» **Task brief**: Among the records below, find each line that includes the string "HABITANTES" and copy it.

---- Data extract

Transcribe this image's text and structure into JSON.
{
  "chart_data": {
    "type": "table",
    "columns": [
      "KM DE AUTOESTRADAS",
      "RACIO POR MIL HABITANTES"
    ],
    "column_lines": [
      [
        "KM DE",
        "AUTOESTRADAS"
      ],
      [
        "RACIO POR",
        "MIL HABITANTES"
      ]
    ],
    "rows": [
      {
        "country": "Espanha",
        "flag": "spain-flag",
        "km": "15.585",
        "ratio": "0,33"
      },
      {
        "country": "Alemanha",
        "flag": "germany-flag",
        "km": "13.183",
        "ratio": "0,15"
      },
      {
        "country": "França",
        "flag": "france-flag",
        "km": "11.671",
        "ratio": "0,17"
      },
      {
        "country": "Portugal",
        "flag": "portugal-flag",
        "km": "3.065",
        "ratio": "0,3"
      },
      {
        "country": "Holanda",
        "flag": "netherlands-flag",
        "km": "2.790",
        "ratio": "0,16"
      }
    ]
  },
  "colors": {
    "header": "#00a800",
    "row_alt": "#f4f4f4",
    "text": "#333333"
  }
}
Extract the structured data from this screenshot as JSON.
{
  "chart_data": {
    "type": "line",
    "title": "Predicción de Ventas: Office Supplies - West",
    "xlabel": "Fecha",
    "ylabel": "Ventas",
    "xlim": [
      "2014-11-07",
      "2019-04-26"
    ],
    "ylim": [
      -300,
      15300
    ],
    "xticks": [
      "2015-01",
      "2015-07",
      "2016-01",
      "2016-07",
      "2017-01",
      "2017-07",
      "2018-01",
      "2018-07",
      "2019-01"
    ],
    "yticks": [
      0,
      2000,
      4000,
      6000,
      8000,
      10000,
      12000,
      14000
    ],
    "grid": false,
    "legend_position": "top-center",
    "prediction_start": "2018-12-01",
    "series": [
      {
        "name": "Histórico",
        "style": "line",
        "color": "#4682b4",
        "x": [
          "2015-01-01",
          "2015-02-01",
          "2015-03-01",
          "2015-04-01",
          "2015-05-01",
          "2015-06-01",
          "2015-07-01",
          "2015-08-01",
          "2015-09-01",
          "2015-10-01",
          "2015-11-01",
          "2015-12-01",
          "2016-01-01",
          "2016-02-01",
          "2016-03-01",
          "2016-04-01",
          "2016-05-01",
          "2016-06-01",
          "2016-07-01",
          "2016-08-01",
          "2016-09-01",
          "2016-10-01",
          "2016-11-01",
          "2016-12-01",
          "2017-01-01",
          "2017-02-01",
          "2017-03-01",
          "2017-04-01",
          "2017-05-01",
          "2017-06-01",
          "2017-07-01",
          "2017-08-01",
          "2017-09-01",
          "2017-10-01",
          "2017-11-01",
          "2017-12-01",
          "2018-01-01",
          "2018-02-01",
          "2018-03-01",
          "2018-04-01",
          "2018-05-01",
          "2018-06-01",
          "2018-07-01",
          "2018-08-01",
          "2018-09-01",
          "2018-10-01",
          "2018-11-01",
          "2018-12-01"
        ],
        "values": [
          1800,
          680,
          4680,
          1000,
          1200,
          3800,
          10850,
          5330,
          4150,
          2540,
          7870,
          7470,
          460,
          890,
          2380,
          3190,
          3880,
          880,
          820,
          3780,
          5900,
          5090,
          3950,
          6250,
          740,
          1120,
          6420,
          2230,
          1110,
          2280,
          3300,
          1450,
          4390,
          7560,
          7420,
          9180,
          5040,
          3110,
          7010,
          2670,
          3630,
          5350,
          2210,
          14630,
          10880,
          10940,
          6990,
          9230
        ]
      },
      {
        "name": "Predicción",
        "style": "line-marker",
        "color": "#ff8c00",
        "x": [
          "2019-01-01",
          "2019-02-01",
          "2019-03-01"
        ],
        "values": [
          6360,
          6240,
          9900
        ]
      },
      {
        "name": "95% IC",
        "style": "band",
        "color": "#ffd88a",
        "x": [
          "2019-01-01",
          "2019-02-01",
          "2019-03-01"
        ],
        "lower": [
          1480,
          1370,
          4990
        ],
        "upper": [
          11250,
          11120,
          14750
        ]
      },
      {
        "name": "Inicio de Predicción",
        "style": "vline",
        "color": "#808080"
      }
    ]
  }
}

--------

» **Task solution**:
      "RACIO POR MIL HABITANTES"
        "MIL HABITANTES"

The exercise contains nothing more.